## INSTRUCTION:
Search the data below for the word "clear" and copy each line that holds it.

--- start INPUT ROWS ---

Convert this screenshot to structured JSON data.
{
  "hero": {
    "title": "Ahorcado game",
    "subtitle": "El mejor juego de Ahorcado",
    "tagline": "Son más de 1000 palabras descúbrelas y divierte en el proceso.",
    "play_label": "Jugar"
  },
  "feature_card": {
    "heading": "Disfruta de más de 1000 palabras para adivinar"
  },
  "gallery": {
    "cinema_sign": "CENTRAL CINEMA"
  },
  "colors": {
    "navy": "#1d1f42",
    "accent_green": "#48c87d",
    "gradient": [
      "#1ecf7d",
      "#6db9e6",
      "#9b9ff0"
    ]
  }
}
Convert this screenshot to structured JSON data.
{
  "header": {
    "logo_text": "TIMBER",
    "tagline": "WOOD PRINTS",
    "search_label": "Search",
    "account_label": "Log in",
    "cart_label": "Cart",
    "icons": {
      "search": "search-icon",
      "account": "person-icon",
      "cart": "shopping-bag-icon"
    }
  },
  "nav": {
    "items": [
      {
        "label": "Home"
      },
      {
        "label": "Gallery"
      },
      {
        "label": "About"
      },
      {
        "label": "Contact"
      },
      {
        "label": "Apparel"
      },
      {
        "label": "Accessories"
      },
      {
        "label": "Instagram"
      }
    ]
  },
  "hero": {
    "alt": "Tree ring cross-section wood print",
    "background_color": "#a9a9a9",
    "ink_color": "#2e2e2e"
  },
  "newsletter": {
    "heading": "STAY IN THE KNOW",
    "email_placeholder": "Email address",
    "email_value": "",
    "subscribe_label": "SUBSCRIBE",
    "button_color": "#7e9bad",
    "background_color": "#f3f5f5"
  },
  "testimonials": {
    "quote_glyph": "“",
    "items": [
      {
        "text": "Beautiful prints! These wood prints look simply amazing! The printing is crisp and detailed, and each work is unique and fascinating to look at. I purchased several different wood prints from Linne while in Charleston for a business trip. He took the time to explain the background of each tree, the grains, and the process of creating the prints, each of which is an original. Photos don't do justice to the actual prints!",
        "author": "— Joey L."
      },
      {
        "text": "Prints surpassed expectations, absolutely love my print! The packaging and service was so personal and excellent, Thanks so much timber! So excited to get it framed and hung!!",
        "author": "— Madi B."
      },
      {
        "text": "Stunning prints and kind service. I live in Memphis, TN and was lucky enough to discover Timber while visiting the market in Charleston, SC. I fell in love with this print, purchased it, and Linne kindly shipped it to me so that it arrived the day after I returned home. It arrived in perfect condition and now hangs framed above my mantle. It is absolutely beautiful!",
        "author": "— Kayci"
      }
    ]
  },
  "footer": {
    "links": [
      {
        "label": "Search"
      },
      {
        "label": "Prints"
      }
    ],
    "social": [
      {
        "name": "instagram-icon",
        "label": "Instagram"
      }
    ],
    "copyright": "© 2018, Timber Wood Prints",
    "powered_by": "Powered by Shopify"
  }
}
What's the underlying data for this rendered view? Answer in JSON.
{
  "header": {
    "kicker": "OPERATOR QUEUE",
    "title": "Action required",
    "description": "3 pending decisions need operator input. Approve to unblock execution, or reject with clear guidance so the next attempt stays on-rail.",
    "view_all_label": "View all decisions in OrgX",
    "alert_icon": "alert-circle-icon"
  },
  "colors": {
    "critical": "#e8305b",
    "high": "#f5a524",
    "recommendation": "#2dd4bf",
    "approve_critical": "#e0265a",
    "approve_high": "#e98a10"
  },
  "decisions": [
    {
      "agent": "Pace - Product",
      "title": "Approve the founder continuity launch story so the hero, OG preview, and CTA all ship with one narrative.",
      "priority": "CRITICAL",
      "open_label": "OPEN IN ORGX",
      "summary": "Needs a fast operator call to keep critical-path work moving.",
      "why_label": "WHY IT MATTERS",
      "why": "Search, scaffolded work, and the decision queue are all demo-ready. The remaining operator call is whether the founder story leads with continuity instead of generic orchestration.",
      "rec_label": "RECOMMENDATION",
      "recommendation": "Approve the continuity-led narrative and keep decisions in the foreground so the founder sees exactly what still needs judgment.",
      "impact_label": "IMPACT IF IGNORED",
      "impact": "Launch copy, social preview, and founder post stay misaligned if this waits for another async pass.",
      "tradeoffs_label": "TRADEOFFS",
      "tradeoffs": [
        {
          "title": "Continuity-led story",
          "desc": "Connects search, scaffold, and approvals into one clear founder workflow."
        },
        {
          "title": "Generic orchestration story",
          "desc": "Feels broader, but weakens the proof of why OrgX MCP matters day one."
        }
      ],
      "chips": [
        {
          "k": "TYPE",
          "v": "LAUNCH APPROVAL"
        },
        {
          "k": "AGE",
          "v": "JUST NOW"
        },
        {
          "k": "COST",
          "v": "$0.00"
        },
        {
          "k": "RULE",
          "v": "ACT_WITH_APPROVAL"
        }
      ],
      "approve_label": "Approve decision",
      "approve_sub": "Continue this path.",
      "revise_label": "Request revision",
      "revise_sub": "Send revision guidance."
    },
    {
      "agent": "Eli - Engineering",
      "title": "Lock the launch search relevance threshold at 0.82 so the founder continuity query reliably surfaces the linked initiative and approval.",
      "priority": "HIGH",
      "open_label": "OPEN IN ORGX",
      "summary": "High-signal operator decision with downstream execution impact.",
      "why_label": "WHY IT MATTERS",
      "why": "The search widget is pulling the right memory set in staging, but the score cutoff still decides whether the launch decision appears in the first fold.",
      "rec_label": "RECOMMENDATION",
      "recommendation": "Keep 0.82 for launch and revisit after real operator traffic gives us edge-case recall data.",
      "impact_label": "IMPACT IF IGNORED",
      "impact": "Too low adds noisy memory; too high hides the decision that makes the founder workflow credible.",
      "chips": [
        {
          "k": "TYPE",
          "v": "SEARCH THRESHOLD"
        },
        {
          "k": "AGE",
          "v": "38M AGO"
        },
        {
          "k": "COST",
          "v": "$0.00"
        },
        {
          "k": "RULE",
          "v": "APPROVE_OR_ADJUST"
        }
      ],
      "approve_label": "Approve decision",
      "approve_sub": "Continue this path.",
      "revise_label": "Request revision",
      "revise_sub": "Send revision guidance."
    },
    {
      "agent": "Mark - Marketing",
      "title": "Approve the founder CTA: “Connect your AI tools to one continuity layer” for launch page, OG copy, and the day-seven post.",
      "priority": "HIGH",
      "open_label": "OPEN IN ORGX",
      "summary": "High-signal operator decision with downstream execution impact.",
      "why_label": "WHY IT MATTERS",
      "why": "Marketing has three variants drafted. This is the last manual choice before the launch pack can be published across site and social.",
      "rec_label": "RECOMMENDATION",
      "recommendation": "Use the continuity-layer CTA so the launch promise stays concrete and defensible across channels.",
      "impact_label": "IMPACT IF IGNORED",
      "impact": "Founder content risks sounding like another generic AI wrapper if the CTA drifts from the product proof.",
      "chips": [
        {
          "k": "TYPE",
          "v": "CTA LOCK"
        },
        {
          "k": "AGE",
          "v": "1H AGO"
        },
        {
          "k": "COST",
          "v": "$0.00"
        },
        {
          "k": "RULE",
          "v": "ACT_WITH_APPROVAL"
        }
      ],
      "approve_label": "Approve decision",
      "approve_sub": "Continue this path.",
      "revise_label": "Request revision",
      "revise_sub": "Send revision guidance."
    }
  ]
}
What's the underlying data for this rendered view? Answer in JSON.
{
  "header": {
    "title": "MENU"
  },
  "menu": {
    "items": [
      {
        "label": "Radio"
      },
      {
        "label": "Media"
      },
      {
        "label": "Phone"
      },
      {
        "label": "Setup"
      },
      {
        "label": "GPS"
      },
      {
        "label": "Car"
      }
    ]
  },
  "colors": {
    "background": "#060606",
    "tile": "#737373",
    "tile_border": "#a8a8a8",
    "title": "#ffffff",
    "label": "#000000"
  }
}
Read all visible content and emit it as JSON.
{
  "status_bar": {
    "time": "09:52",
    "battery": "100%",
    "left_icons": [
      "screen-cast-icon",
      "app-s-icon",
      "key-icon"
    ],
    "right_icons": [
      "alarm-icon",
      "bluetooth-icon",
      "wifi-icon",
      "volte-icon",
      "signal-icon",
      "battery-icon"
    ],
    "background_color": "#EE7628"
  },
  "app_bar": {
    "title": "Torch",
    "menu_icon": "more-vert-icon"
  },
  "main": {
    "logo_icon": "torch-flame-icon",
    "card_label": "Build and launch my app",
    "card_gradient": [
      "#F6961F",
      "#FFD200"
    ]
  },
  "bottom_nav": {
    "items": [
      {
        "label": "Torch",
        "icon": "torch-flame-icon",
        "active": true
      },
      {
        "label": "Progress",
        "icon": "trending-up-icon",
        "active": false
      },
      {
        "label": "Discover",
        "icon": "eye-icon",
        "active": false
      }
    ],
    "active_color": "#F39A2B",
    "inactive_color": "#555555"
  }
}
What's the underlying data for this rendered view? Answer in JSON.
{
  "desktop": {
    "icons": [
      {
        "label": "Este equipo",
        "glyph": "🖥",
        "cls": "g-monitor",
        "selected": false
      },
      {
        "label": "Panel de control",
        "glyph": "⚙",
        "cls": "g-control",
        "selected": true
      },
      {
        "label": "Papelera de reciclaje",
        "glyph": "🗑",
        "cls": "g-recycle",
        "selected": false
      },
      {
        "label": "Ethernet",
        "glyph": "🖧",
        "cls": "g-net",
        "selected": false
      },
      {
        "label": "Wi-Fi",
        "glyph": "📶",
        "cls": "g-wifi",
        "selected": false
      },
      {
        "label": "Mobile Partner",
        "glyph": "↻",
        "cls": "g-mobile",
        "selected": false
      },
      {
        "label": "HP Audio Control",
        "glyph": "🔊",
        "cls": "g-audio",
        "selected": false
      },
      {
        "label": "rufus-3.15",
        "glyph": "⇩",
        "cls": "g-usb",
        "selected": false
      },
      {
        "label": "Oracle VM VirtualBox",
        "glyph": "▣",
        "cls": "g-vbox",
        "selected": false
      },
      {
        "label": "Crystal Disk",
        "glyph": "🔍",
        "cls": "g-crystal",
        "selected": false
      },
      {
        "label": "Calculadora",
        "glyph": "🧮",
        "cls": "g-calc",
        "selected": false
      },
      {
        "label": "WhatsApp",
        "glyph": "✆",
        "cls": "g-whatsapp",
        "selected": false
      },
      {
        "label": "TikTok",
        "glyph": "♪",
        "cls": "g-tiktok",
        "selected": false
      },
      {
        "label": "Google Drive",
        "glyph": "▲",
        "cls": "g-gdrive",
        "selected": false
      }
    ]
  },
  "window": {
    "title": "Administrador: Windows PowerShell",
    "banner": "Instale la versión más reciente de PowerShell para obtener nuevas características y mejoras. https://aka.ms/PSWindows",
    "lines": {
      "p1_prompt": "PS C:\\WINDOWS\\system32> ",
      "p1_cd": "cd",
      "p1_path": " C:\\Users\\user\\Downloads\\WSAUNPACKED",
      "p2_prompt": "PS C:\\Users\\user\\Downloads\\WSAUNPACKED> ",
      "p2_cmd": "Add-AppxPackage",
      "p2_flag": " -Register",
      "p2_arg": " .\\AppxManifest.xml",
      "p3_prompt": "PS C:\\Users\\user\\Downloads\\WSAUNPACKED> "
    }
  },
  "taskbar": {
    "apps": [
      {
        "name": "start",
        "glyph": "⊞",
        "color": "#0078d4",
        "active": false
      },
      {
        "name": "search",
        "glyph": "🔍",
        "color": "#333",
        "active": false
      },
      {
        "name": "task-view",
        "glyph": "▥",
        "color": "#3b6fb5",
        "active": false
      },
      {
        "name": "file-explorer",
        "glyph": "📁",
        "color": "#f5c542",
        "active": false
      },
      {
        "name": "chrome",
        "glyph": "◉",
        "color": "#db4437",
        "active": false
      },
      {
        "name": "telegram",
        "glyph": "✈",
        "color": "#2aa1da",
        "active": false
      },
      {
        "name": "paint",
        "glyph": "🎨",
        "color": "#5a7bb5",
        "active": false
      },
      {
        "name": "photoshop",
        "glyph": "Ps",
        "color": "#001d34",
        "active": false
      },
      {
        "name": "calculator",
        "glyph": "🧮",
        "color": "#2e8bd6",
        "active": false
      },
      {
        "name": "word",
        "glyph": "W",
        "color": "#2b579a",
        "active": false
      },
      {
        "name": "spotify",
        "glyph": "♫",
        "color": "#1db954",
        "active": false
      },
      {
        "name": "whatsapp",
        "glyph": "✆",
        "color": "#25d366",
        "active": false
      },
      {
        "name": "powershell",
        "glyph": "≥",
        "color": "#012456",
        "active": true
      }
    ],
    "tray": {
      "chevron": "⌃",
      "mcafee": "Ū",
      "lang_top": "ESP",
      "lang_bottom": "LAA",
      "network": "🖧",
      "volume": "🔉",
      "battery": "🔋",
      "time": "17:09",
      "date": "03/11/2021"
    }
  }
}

--- end INPUT ROWS ---

## ANSWER TO THIS EXERCISE:
    "description": "3 pending decisions need operator input. Approve to unblock execution, or reject with clear guidance so the next attempt stays on-rail.",
          "desc": "Connects search, scaffold, and approvals into one clear founder workflow."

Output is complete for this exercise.